> [WORK REQUIRED]: Change every "table-row" in the rows below to "data-row", leaving everything else untouched.

Excerpt from a dataset:
..............................

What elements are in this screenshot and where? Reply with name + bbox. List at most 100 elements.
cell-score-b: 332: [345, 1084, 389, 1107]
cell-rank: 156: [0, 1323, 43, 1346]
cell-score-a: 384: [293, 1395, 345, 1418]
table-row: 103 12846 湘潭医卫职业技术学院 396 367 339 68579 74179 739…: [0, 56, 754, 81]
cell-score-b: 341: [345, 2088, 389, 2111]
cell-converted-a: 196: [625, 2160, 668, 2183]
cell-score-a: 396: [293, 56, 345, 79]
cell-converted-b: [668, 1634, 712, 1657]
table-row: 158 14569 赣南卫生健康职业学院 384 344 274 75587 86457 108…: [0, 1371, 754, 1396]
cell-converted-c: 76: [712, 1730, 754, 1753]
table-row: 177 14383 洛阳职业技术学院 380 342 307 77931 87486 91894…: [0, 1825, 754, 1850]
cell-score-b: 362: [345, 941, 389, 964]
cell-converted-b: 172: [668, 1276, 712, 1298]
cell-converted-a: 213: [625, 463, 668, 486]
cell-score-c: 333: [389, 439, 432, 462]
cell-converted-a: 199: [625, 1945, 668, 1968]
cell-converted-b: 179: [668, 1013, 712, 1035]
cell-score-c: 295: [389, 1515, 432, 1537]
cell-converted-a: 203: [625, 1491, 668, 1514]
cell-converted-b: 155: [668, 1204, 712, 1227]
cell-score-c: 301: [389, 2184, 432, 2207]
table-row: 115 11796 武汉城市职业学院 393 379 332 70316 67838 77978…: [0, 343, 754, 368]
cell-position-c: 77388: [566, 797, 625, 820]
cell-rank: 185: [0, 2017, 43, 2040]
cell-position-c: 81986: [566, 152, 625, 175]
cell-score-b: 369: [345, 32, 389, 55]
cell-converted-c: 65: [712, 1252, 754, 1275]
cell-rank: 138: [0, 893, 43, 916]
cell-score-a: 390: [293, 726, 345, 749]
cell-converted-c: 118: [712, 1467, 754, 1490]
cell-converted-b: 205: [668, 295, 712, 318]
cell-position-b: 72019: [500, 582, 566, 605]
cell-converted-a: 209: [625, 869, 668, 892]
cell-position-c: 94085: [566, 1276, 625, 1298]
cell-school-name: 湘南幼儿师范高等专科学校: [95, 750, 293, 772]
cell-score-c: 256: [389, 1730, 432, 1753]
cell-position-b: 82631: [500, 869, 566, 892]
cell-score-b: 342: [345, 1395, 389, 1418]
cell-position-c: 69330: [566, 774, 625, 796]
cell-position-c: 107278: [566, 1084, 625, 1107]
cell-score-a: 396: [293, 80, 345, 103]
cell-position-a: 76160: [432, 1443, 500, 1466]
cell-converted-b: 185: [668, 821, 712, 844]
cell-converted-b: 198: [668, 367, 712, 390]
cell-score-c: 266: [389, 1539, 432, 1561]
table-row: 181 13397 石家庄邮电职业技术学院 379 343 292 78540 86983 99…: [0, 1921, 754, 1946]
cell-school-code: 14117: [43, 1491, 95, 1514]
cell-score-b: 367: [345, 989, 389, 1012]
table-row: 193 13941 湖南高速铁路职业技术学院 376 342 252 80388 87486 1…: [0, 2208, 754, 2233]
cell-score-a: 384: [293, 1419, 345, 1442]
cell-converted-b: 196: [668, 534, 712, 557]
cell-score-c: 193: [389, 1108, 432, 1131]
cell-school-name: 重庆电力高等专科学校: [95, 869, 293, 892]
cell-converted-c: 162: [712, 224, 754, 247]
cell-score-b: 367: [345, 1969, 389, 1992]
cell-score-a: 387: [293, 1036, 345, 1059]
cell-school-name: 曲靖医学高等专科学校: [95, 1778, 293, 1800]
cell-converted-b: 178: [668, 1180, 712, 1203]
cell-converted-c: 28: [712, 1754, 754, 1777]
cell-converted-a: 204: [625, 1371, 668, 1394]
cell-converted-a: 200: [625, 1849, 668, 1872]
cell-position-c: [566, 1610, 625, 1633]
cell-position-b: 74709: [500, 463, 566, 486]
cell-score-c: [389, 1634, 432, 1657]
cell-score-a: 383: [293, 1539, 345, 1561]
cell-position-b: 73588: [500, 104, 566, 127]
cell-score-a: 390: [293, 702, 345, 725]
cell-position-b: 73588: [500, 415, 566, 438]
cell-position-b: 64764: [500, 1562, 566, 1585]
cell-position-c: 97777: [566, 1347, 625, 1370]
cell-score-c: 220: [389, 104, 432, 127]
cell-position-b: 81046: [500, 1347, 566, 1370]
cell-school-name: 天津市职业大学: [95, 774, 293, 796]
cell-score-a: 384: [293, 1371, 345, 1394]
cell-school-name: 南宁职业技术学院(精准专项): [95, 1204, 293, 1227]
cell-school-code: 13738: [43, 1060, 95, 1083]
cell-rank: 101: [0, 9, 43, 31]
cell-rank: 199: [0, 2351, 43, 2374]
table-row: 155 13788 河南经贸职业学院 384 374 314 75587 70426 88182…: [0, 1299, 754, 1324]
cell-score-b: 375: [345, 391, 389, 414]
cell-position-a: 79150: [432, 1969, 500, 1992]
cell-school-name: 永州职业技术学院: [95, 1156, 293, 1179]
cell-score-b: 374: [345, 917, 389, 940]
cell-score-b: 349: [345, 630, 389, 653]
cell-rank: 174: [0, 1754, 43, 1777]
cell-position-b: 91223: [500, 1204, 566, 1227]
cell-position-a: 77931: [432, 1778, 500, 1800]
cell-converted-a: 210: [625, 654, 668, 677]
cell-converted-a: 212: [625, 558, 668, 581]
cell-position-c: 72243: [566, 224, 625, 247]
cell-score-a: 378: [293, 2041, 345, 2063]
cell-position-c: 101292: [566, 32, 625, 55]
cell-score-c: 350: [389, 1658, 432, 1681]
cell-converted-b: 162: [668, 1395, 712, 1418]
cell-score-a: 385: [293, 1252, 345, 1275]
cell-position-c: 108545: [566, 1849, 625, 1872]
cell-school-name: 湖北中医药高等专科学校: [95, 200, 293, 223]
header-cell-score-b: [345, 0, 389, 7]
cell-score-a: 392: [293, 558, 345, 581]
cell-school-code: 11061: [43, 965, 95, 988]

..............................

> [REPLY TO THE EXERCISE]:
What elements are in this screenshot and where? Reply with name + bbox. List at most 100 elements.
cell-score-b: 332: [345, 1084, 389, 1107]
cell-rank: 156: [0, 1323, 43, 1346]
cell-score-a: 384: [293, 1395, 345, 1418]
data-row: 103 12846 湘潭医卫职业技术学院 396 367 339 68579 74179 739…: [0, 56, 754, 81]
cell-score-b: 341: [345, 2088, 389, 2111]
cell-converted-a: 196: [625, 2160, 668, 2183]
cell-score-a: 396: [293, 56, 345, 79]
cell-converted-b: [668, 1634, 712, 1657]
data-row: 158 14569 赣南卫生健康职业学院 384 344 274 75587 86457 108…: [0, 1371, 754, 1396]
cell-converted-c: 76: [712, 1730, 754, 1753]
data-row: 177 14383 洛阳职业技术学院 380 342 307 77931 87486 91894…: [0, 1825, 754, 1850]
cell-score-b: 362: [345, 941, 389, 964]
cell-converted-b: 172: [668, 1276, 712, 1298]
cell-converted-a: 213: [625, 463, 668, 486]
cell-score-c: 333: [389, 439, 432, 462]
cell-converted-a: 199: [625, 1945, 668, 1968]
cell-converted-b: 179: [668, 1013, 712, 1035]
cell-score-c: 295: [389, 1515, 432, 1537]
cell-converted-a: 203: [625, 1491, 668, 1514]
cell-converted-b: 155: [668, 1204, 712, 1227]
cell-score-c: 301: [389, 2184, 432, 2207]
data-row: 115 11796 武汉城市职业学院 393 379 332 70316 67838 77978…: [0, 343, 754, 368]
cell-position-c: 77388: [566, 797, 625, 820]
cell-rank: 185: [0, 2017, 43, 2040]
cell-position-c: 81986: [566, 152, 625, 175]
cell-score-b: 369: [345, 32, 389, 55]
cell-converted-c: 65: [712, 1252, 754, 1275]
cell-rank: 138: [0, 893, 43, 916]
cell-score-a: 390: [293, 726, 345, 749]
cell-converted-c: 118: [712, 1467, 754, 1490]
cell-converted-b: 205: [668, 295, 712, 318]
cell-position-b: 72019: [500, 582, 566, 605]
cell-converted-a: 209: [625, 869, 668, 892]
cell-position-c: 94085: [566, 1276, 625, 1298]
cell-school-name: 湘南幼儿师范高等专科学校: [95, 750, 293, 772]
cell-score-c: 256: [389, 1730, 432, 1753]
cell-position-b: 82631: [500, 869, 566, 892]
cell-score-b: 342: [345, 1395, 389, 1418]
cell-position-c: 69330: [566, 774, 625, 796]
cell-position-c: 107278: [566, 1084, 625, 1107]
cell-score-a: 396: [293, 80, 345, 103]
cell-position-a: 76160: [432, 1443, 500, 1466]
cell-converted-b: 185: [668, 821, 712, 844]
cell-converted-b: 198: [668, 367, 712, 390]
cell-score-c: 266: [389, 1539, 432, 1561]
data-row: 181 13397 石家庄邮电职业技术学院 379 343 292 78540 86983 99…: [0, 1921, 754, 1946]
cell-school-code: 14117: [43, 1491, 95, 1514]
cell-score-b: 367: [345, 989, 389, 1012]
data-row: 193 13941 湖南高速铁路职业技术学院 376 342 252 80388 87486 1…: [0, 2208, 754, 2233]
cell-score-a: 384: [293, 1419, 345, 1442]
cell-converted-b: 196: [668, 534, 712, 557]
cell-score-c: 193: [389, 1108, 432, 1131]
cell-school-name: 重庆电力高等专科学校: [95, 869, 293, 892]
cell-converted-c: 162: [712, 224, 754, 247]
cell-score-b: 367: [345, 1969, 389, 1992]
cell-score-a: 387: [293, 1036, 345, 1059]
cell-school-name: 曲靖医学高等专科学校: [95, 1778, 293, 1800]
cell-converted-b: 178: [668, 1180, 712, 1203]
cell-converted-c: 28: [712, 1754, 754, 1777]
cell-converted-a: 204: [625, 1371, 668, 1394]
cell-converted-a: 200: [625, 1849, 668, 1872]
cell-position-c: [566, 1610, 625, 1633]
cell-position-b: 74709: [500, 463, 566, 486]
cell-score-c: [389, 1634, 432, 1657]
cell-score-a: 383: [293, 1539, 345, 1561]
cell-position-b: 73588: [500, 104, 566, 127]
cell-score-a: 390: [293, 702, 345, 725]
cell-position-b: 73588: [500, 415, 566, 438]
cell-position-b: 64764: [500, 1562, 566, 1585]
cell-position-c: 97777: [566, 1347, 625, 1370]
cell-score-c: 220: [389, 104, 432, 127]
cell-position-b: 81046: [500, 1347, 566, 1370]
cell-school-name: 天津市职业大学: [95, 774, 293, 796]
cell-score-a: 384: [293, 1371, 345, 1394]
cell-school-name: 南宁职业技术学院(精准专项): [95, 1204, 293, 1227]
cell-school-code: 13738: [43, 1060, 95, 1083]
cell-rank: 101: [0, 9, 43, 31]
cell-rank: 199: [0, 2351, 43, 2374]
data-row: 155 13788 河南经贸职业学院 384 374 314 75587 70426 88182…: [0, 1299, 754, 1324]
cell-score-b: 375: [345, 391, 389, 414]
cell-position-a: 79150: [432, 1969, 500, 1992]
cell-school-name: 永州职业技术学院: [95, 1156, 293, 1179]
cell-score-b: 374: [345, 917, 389, 940]
cell-score-b: 349: [345, 630, 389, 653]
cell-rank: 174: [0, 1754, 43, 1777]
cell-position-b: 91223: [500, 1204, 566, 1227]
cell-position-a: 77931: [432, 1778, 500, 1800]
cell-converted-a: 210: [625, 654, 668, 677]
cell-converted-a: 212: [625, 558, 668, 581]
cell-position-c: 72243: [566, 224, 625, 247]
cell-score-a: 378: [293, 2041, 345, 2063]
cell-position-c: 101292: [566, 32, 625, 55]
cell-score-c: 350: [389, 1658, 432, 1681]
cell-converted-b: 162: [668, 1395, 712, 1418]
cell-score-a: 385: [293, 1252, 345, 1275]
cell-position-c: 108545: [566, 1849, 625, 1872]
cell-school-name: 湖北中医药高等专科学校: [95, 200, 293, 223]
header-cell-score-b: [345, 0, 389, 7]
cell-score-a: 392: [293, 558, 345, 581]
cell-school-code: 11061: [43, 965, 95, 988]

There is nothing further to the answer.